Print without any change every line of the entries from the one containing "960, 806, 1136]" to the one containing "subheading-leadership: 一、抓领导，层层推进，强力推进春天行动纵深开展 —", including both of those lines.

################

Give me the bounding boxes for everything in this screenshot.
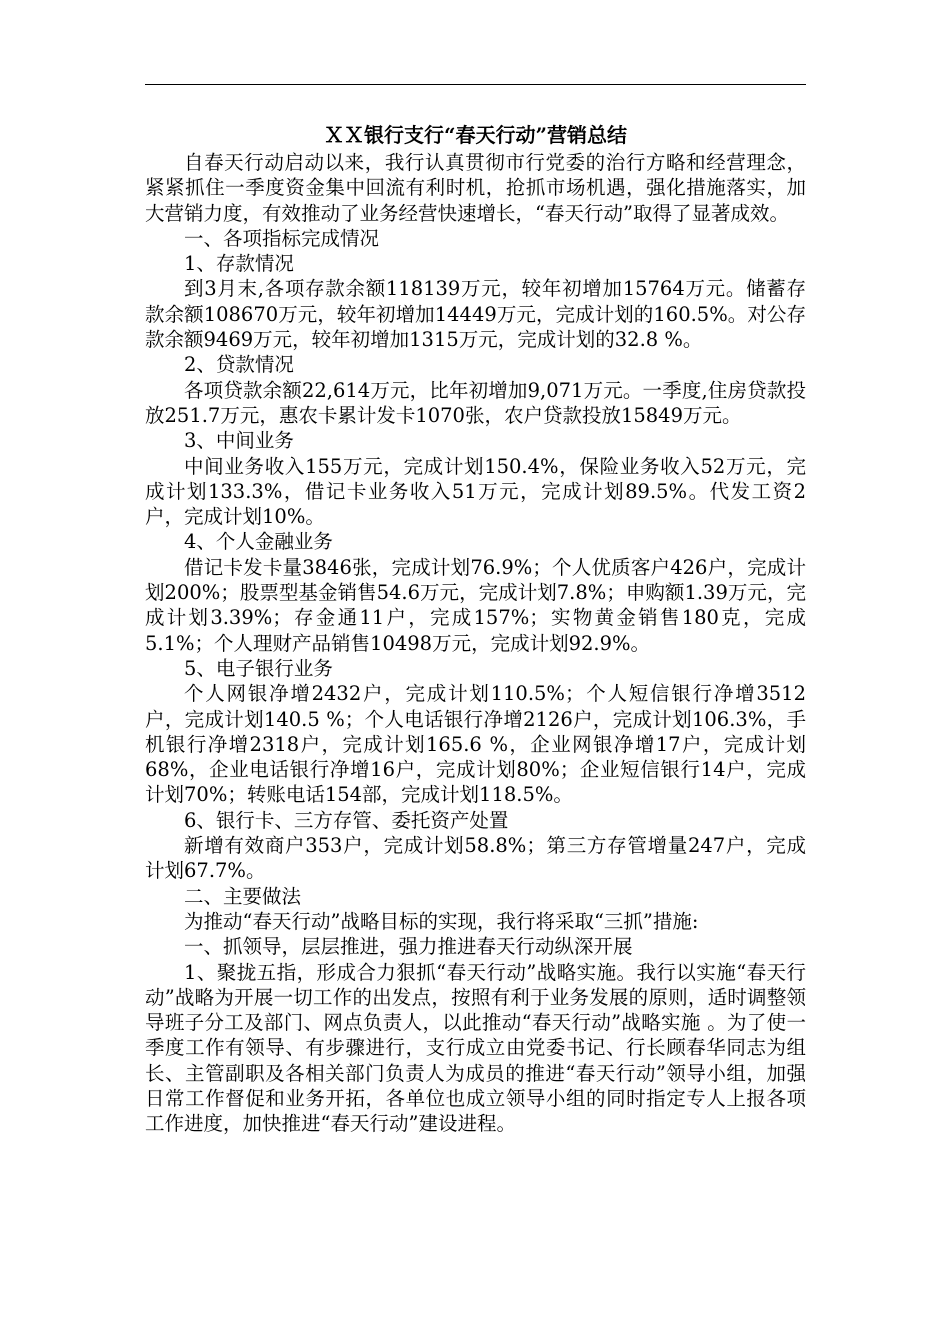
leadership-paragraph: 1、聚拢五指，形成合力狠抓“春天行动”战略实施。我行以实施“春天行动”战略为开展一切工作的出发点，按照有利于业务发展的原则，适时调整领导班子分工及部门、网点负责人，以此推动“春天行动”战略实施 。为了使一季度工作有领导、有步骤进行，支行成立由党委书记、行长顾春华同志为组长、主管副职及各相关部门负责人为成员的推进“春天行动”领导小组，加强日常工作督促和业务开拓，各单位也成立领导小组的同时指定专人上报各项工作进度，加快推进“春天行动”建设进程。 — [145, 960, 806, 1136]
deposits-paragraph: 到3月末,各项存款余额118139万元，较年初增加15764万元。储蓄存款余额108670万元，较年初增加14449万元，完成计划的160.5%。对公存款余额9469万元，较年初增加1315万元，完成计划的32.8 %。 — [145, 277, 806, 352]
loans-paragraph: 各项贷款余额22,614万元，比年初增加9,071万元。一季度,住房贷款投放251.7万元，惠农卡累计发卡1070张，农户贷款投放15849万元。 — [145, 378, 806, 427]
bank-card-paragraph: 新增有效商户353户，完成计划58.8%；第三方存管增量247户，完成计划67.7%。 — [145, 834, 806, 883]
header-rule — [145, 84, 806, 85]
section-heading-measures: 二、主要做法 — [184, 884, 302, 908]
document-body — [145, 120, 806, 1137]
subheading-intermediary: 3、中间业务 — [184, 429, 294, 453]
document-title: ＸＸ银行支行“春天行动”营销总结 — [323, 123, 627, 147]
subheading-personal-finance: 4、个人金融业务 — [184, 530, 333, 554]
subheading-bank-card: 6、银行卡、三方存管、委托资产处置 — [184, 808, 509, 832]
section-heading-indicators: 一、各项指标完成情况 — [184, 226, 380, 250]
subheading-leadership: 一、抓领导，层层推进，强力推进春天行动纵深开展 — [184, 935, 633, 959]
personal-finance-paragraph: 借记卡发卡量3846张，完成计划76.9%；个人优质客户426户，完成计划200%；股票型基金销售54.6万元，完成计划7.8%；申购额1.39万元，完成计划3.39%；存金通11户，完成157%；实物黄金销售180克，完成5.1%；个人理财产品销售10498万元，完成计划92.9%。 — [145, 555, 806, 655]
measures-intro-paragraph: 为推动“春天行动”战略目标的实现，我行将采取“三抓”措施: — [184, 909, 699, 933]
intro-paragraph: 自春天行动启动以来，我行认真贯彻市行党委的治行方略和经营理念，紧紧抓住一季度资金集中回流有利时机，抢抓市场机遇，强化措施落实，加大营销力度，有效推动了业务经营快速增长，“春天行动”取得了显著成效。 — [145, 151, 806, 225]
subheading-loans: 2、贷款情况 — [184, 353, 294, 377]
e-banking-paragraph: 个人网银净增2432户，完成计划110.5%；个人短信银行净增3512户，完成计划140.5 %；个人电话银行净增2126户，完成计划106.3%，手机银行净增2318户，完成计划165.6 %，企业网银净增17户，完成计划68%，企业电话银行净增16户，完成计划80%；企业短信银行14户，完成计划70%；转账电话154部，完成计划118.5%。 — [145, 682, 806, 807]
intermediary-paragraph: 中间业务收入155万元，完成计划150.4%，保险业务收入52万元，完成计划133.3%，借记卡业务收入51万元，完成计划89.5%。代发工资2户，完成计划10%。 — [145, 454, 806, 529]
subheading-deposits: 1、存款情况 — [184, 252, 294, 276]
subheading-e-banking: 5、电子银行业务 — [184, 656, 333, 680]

################

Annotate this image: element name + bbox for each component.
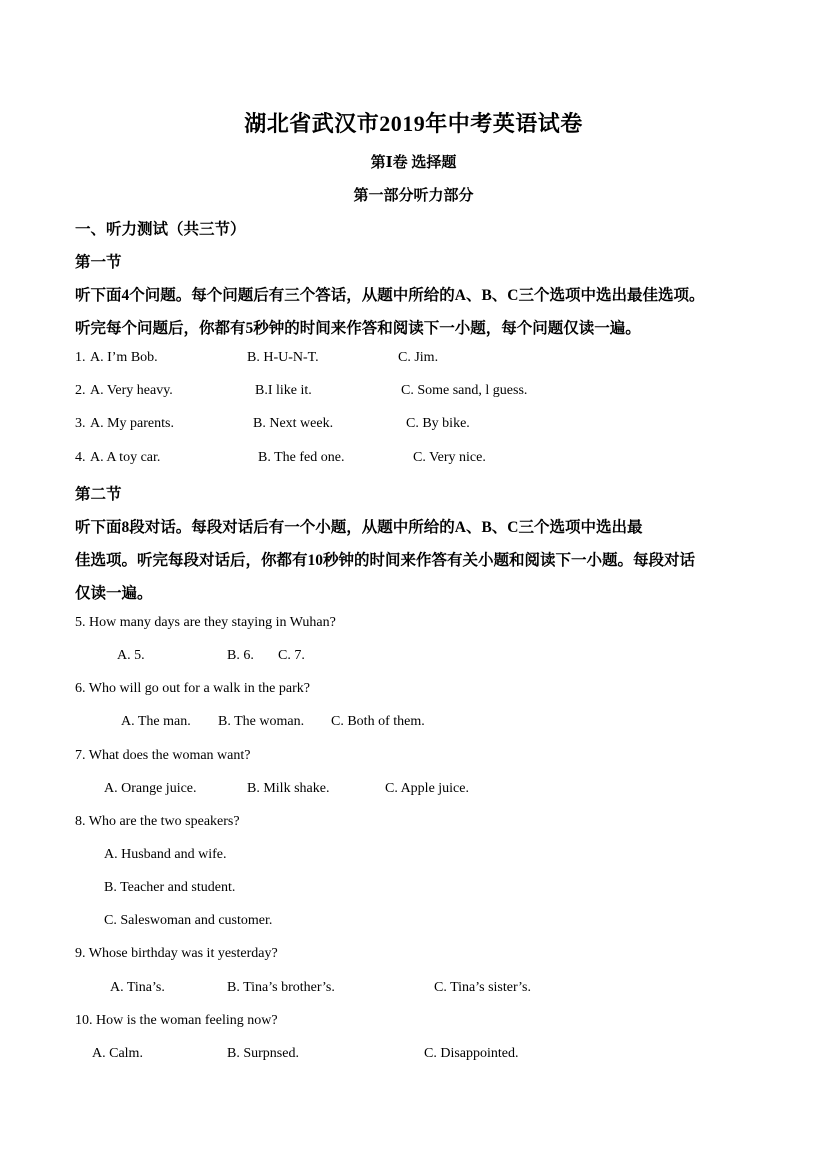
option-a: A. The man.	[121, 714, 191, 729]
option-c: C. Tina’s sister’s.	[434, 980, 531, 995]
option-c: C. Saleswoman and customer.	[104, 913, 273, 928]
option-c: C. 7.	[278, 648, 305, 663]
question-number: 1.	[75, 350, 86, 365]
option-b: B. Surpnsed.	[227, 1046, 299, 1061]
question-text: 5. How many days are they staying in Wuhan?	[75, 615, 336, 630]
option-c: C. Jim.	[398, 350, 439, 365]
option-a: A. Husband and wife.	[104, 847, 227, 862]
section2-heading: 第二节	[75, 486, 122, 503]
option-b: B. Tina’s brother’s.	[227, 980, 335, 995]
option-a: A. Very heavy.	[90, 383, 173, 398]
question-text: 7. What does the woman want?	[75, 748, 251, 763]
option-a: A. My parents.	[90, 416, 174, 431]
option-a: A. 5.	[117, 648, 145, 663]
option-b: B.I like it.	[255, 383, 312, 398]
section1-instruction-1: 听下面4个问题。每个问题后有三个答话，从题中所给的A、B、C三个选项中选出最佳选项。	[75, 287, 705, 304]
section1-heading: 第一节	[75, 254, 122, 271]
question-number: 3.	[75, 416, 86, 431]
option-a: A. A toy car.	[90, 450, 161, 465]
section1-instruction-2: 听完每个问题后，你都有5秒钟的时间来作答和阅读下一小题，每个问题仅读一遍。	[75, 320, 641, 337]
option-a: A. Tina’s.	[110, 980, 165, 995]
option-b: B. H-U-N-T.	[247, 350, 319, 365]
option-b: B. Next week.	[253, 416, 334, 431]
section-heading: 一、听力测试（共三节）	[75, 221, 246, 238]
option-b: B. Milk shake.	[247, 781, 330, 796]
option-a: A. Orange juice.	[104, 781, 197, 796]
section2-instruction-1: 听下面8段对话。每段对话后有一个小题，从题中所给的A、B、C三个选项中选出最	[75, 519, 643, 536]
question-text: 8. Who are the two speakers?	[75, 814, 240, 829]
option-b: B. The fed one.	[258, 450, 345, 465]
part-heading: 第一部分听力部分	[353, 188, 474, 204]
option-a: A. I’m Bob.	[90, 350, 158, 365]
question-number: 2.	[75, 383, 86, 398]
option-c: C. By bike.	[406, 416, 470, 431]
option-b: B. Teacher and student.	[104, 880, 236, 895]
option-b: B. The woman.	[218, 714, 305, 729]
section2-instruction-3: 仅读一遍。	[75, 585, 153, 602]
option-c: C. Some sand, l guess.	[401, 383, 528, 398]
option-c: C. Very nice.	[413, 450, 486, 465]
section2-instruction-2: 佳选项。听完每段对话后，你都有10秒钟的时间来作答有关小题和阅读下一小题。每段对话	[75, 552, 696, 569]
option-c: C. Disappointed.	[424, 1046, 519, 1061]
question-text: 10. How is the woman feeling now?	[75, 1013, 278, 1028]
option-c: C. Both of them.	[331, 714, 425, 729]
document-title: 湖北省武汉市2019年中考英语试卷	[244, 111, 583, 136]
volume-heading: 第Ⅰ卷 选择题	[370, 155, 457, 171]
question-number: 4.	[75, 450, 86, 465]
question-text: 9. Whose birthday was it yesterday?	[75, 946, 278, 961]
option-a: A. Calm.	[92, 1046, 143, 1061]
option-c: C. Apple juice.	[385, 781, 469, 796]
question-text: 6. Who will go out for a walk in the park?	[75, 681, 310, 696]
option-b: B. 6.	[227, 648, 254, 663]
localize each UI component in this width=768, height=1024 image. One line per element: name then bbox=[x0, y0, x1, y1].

################

=== ANSWER FOR THIS EXERCISE ===
leadership-paragraph: 1、聚拢五指，形成合力狠抓“春天行动”战略实施。我行以实施“春天行动”战略为开展一切工作的出发点，按照有利于业务发展的原则，适时调整领导班子分工及部门、网点负责人，以此推动“春天行动”战略实施 。为了使一季度工作有领导、有步骤进行，支行成立由党委书记、行长顾春华同志为组长、主管副职及各相关部门负责人为成员的推进“春天行动”领导小组，加强日常工作督促和业务开拓，各单位也成立领导小组的同时指定专人上报各项工作进度，加快推进“春天行动”建设进程。 — [145, 960, 806, 1136]
deposits-paragraph: 到3月末,各项存款余额118139万元，较年初增加15764万元。储蓄存款余额108670万元，较年初增加14449万元，完成计划的160.5%。对公存款余额9469万元，较年初增加1315万元，完成计划的32.8 %。 — [145, 277, 806, 352]
loans-paragraph: 各项贷款余额22,614万元，比年初增加9,071万元。一季度,住房贷款投放251.7万元，惠农卡累计发卡1070张，农户贷款投放15849万元。 — [145, 378, 806, 427]
bank-card-paragraph: 新增有效商户353户，完成计划58.8%；第三方存管增量247户，完成计划67.7%。 — [145, 834, 806, 883]
header-rule — [145, 84, 806, 85]
section-heading-measures: 二、主要做法 — [184, 884, 302, 908]
document-body — [145, 120, 806, 1137]
subheading-intermediary: 3、中间业务 — [184, 429, 294, 453]
document-title: ＸＸ银行支行“春天行动”营销总结 — [323, 123, 627, 147]
subheading-personal-finance: 4、个人金融业务 — [184, 530, 333, 554]
subheading-bank-card: 6、银行卡、三方存管、委托资产处置 — [184, 808, 509, 832]
section-heading-indicators: 一、各项指标完成情况 — [184, 226, 380, 250]
subheading-leadership: 一、抓领导，层层推进，强力推进春天行动纵深开展 — [184, 935, 633, 959]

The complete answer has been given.